* REQUIRED WORK *
Select and copy out every line in the records containing "xlabel".
-- MATERIAL PROVIDED start --
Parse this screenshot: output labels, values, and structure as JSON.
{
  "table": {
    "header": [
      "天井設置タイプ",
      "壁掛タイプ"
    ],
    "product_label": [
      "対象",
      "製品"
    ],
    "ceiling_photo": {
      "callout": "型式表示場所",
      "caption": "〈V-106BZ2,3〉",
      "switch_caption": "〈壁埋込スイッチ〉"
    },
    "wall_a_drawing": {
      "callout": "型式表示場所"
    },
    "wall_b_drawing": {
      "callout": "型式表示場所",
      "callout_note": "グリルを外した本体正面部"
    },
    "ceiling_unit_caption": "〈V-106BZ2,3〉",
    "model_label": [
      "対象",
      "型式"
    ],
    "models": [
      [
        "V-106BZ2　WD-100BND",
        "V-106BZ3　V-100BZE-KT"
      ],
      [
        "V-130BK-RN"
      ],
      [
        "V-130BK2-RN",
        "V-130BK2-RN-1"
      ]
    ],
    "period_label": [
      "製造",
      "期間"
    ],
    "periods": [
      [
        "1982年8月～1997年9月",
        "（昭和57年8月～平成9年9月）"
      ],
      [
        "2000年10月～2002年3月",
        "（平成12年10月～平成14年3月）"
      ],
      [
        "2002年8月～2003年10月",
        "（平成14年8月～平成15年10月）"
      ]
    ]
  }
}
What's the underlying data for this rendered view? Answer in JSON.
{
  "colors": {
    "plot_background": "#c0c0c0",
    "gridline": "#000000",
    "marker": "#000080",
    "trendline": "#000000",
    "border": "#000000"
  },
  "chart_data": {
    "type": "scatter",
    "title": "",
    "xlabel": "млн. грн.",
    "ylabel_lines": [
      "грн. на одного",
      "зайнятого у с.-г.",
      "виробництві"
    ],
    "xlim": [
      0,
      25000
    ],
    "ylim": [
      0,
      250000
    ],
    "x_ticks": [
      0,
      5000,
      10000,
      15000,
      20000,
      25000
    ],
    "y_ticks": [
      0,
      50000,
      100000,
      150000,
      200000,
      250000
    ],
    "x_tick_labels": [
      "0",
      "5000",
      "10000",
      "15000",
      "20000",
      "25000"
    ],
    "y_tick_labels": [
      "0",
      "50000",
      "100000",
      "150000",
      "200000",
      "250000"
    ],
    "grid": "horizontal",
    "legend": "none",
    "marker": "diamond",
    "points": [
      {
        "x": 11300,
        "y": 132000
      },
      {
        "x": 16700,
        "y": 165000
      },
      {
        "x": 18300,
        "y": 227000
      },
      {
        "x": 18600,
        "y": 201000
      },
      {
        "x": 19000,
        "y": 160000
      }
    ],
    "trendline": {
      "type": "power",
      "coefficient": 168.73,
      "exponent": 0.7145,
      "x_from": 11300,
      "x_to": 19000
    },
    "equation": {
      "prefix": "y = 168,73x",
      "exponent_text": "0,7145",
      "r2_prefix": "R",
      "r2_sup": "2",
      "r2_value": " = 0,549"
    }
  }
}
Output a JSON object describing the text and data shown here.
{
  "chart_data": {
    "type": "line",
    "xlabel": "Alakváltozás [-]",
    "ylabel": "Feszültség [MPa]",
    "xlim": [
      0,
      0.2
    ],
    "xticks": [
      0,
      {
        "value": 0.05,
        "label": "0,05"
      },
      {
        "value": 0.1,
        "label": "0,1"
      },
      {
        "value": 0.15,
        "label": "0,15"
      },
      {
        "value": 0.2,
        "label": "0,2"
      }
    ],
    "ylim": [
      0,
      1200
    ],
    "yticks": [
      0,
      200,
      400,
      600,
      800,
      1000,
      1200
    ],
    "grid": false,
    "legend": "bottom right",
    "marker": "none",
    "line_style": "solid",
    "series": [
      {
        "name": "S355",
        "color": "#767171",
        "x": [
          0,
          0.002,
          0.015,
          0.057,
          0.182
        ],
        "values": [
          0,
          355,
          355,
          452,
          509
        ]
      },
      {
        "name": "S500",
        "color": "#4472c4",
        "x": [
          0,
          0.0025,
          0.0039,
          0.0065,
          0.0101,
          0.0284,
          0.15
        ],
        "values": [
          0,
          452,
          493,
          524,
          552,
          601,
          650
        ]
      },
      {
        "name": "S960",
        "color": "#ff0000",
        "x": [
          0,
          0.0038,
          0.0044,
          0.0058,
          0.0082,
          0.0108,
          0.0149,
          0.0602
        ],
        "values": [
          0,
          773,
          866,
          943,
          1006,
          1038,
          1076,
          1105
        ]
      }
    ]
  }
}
-- MATERIAL PROVIDED end --
* WRITTEN RESPONSE *
    "xlabel": "млн. грн.",
    "xlabel": "Alakváltozás [-]",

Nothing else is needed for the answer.